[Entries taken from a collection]
▶
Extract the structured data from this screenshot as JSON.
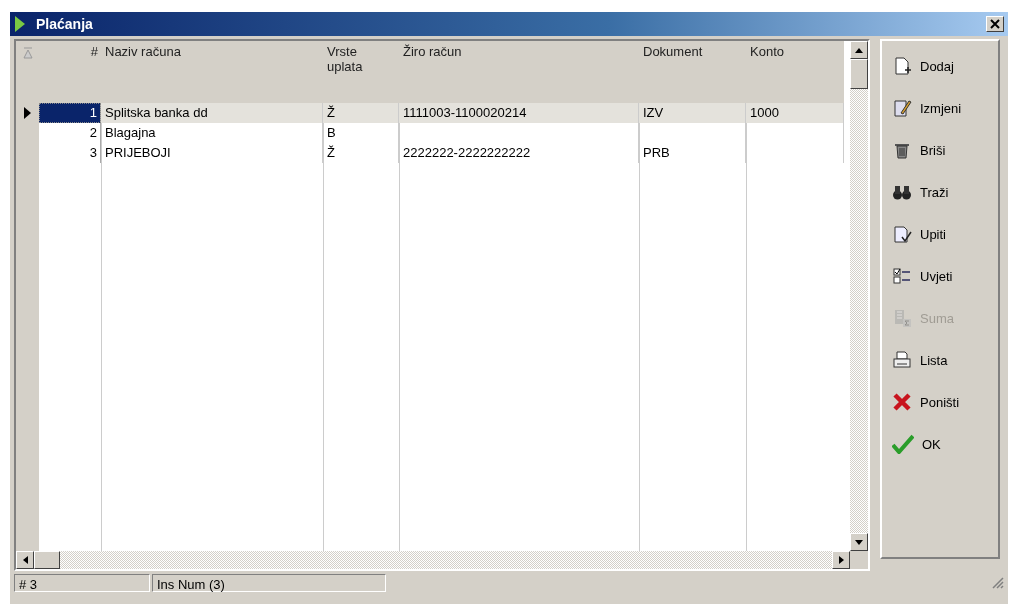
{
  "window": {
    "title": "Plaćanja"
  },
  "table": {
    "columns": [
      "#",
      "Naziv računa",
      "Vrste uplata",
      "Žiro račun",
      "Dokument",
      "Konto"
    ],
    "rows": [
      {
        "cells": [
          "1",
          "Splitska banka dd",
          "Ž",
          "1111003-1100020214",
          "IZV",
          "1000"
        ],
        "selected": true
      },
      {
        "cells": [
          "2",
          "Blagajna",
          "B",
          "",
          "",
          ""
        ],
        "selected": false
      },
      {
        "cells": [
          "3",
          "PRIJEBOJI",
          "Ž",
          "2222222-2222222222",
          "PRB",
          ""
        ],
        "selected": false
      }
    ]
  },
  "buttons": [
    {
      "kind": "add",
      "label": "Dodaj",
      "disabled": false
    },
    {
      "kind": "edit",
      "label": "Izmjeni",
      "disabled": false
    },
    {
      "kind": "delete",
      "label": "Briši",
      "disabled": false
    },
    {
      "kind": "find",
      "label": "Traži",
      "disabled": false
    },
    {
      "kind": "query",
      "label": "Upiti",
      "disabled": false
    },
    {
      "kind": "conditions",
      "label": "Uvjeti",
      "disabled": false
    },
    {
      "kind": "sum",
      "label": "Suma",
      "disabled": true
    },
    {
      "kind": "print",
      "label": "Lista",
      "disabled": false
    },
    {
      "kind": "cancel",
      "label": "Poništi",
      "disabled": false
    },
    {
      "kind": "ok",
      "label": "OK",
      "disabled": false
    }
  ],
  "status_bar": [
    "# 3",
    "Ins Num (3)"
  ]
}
◀
Exercise: Take the data above and repeat it exactly, leaving each picture out.

Solution below:
Extract the structured data from this screenshot as JSON.
{
  "window": {
    "title": "Plaćanja"
  },
  "table": {
    "columns": [
      "#",
      "Naziv računa",
      "Vrste uplata",
      "Žiro račun",
      "Dokument",
      "Konto"
    ],
    "rows": [
      {
        "cells": [
          "1",
          "Splitska banka dd",
          "Ž",
          "1111003-1100020214",
          "IZV",
          "1000"
        ],
        "selected": true
      },
      {
        "cells": [
          "2",
          "Blagajna",
          "B",
          "",
          "",
          ""
        ],
        "selected": false
      },
      {
        "cells": [
          "3",
          "PRIJEBOJI",
          "Ž",
          "2222222-2222222222",
          "PRB",
          ""
        ],
        "selected": false
      }
    ]
  },
  "buttons": [
    {
      "kind": "add",
      "label": "Dodaj",
      "disabled": false
    },
    {
      "kind": "edit",
      "label": "Izmjeni",
      "disabled": false
    },
    {
      "kind": "delete",
      "label": "Briši",
      "disabled": false
    },
    {
      "kind": "find",
      "label": "Traži",
      "disabled": false
    },
    {
      "kind": "query",
      "label": "Upiti",
      "disabled": false
    },
    {
      "kind": "conditions",
      "label": "Uvjeti",
      "disabled": false
    },
    {
      "kind": "sum",
      "label": "Suma",
      "disabled": true
    },
    {
      "kind": "print",
      "label": "Lista",
      "disabled": false
    },
    {
      "kind": "cancel",
      "label": "Poništi",
      "disabled": false
    },
    {
      "kind": "ok",
      "label": "OK",
      "disabled": false
    }
  ],
  "status_bar": [
    "# 3",
    "Ins Num (3)"
  ]
}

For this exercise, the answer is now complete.